• TASK GOAL: Extract the lines that hold the string "What".

++++++++++++++++++++

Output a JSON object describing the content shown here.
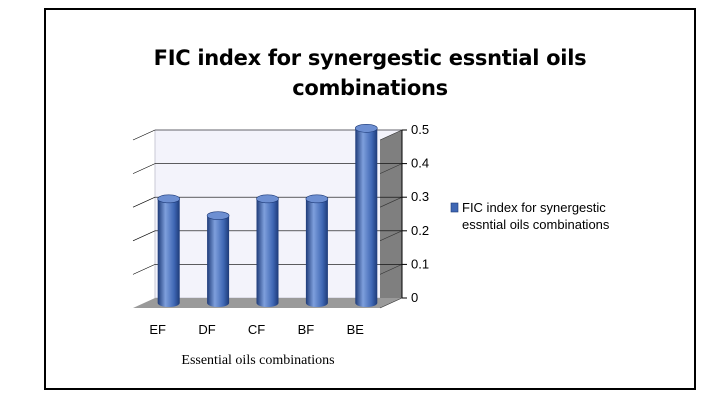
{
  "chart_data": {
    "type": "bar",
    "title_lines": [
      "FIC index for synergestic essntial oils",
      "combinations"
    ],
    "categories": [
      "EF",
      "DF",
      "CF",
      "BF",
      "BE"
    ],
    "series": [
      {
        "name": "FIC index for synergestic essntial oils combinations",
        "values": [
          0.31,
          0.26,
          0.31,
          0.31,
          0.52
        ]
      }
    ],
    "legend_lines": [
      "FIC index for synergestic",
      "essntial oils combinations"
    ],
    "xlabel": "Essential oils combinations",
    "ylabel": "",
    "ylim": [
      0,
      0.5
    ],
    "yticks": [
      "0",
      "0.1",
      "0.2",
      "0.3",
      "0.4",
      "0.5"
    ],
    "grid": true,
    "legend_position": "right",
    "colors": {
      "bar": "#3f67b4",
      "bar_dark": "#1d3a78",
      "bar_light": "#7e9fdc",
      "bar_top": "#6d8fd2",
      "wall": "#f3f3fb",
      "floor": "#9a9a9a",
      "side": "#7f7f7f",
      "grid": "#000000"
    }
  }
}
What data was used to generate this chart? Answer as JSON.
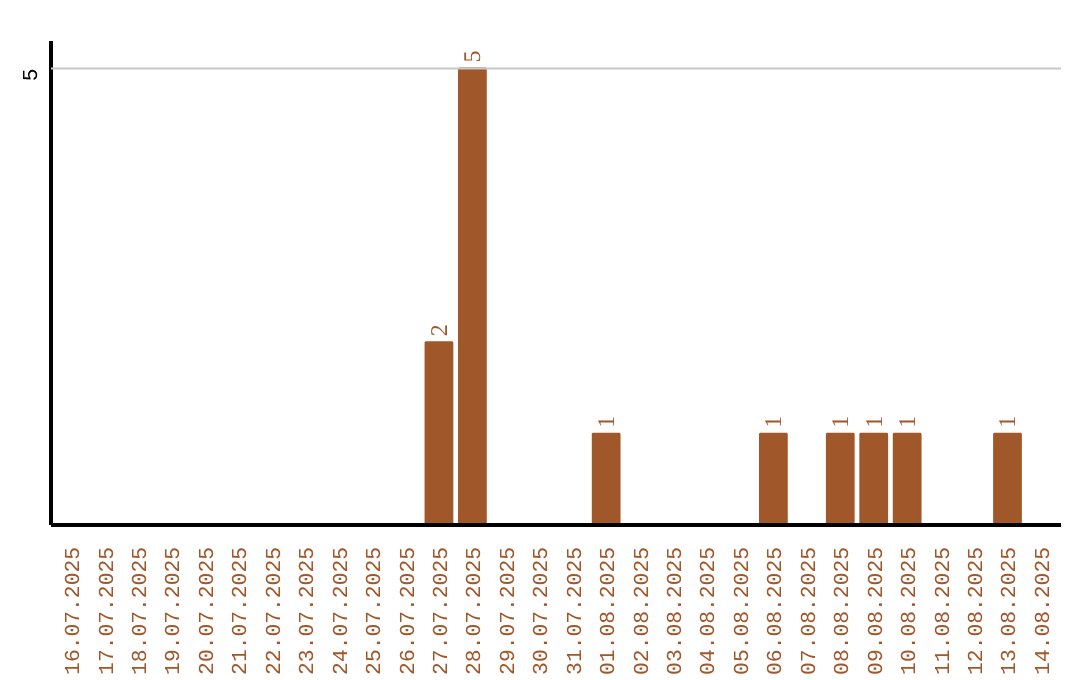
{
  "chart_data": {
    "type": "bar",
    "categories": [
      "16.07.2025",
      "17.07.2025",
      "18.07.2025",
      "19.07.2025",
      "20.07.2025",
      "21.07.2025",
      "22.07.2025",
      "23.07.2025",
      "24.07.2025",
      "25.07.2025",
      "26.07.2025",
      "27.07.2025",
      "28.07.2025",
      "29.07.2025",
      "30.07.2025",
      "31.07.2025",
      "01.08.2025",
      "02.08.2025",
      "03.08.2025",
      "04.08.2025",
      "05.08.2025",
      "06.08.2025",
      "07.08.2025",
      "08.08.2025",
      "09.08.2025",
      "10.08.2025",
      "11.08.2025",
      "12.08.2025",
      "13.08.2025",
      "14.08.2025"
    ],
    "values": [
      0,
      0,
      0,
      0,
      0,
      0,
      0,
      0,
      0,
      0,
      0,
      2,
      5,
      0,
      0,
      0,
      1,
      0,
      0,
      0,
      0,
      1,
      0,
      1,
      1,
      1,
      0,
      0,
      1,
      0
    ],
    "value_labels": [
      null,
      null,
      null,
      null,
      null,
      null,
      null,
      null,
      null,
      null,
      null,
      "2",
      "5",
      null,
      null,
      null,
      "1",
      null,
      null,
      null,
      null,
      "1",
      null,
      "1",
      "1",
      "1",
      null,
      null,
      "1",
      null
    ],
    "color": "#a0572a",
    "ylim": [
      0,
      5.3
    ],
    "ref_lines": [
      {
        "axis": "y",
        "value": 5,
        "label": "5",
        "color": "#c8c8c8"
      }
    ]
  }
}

++++++++++++++++++++

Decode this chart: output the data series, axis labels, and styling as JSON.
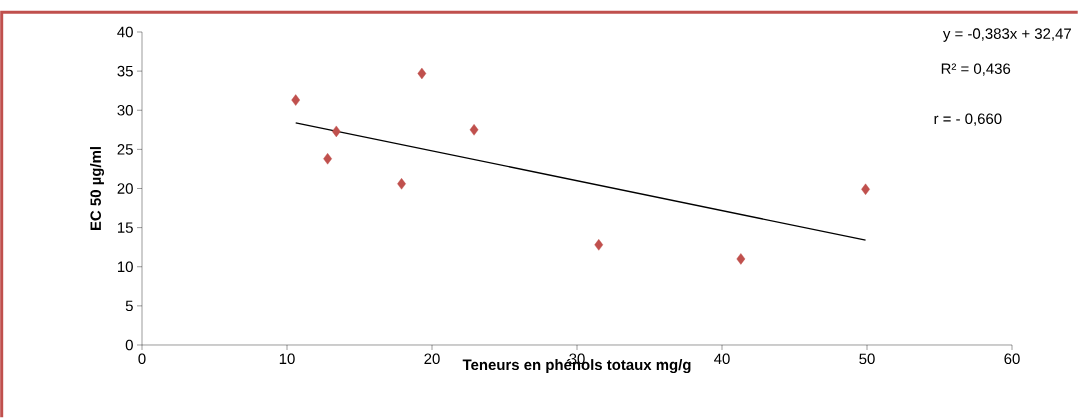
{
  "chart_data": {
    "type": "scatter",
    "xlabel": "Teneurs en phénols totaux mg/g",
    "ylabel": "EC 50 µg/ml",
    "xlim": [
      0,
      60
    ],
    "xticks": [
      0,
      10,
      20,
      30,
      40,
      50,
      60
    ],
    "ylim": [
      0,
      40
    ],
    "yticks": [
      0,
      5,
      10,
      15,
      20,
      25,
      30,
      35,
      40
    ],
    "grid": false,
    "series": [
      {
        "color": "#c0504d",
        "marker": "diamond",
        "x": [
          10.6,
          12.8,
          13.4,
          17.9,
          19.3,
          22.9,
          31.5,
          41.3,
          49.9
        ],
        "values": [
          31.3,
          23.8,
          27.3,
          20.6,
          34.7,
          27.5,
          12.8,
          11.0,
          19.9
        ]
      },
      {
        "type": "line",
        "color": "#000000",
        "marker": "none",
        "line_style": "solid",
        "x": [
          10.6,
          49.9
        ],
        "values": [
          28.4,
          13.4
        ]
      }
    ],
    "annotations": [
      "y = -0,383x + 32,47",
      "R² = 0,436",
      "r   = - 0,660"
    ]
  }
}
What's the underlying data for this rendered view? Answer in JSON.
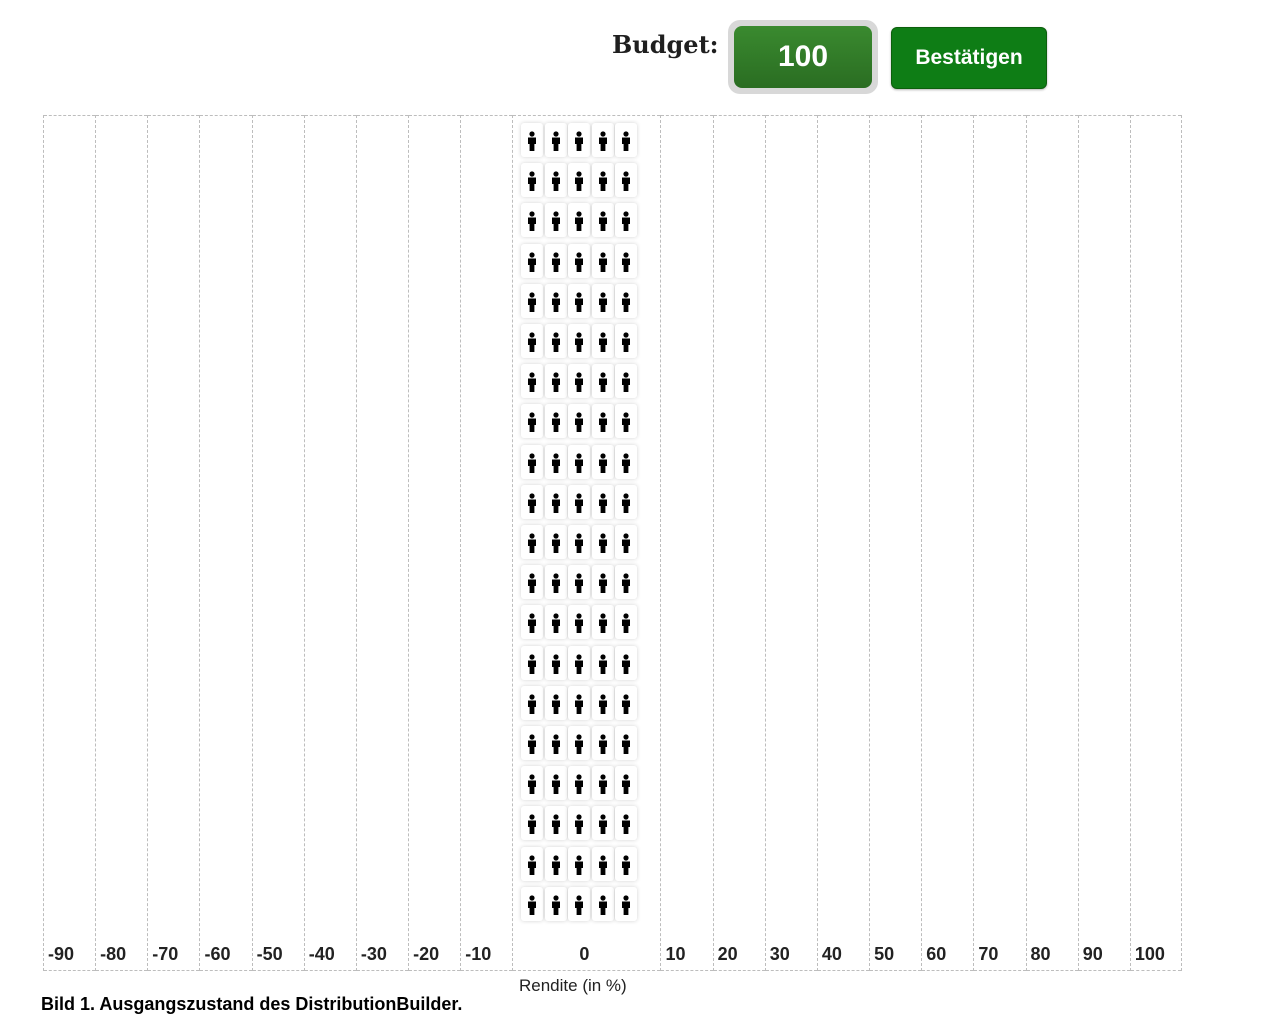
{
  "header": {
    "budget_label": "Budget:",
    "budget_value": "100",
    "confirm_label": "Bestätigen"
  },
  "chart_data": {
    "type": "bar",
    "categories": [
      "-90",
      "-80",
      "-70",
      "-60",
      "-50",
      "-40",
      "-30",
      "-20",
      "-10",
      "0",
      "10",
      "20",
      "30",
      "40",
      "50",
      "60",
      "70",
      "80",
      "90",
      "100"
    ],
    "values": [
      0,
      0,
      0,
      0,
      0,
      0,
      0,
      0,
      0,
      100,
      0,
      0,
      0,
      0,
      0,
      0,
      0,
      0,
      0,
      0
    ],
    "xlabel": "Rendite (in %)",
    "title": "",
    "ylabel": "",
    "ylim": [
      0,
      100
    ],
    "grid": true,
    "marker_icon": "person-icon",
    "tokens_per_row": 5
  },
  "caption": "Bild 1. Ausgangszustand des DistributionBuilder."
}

++++++++++++++++++++

• CORRECT ANSWER:
What data was used to generate this chart? Answer as JSON.
What's the underlying data for this rendered view? Answer in JSON.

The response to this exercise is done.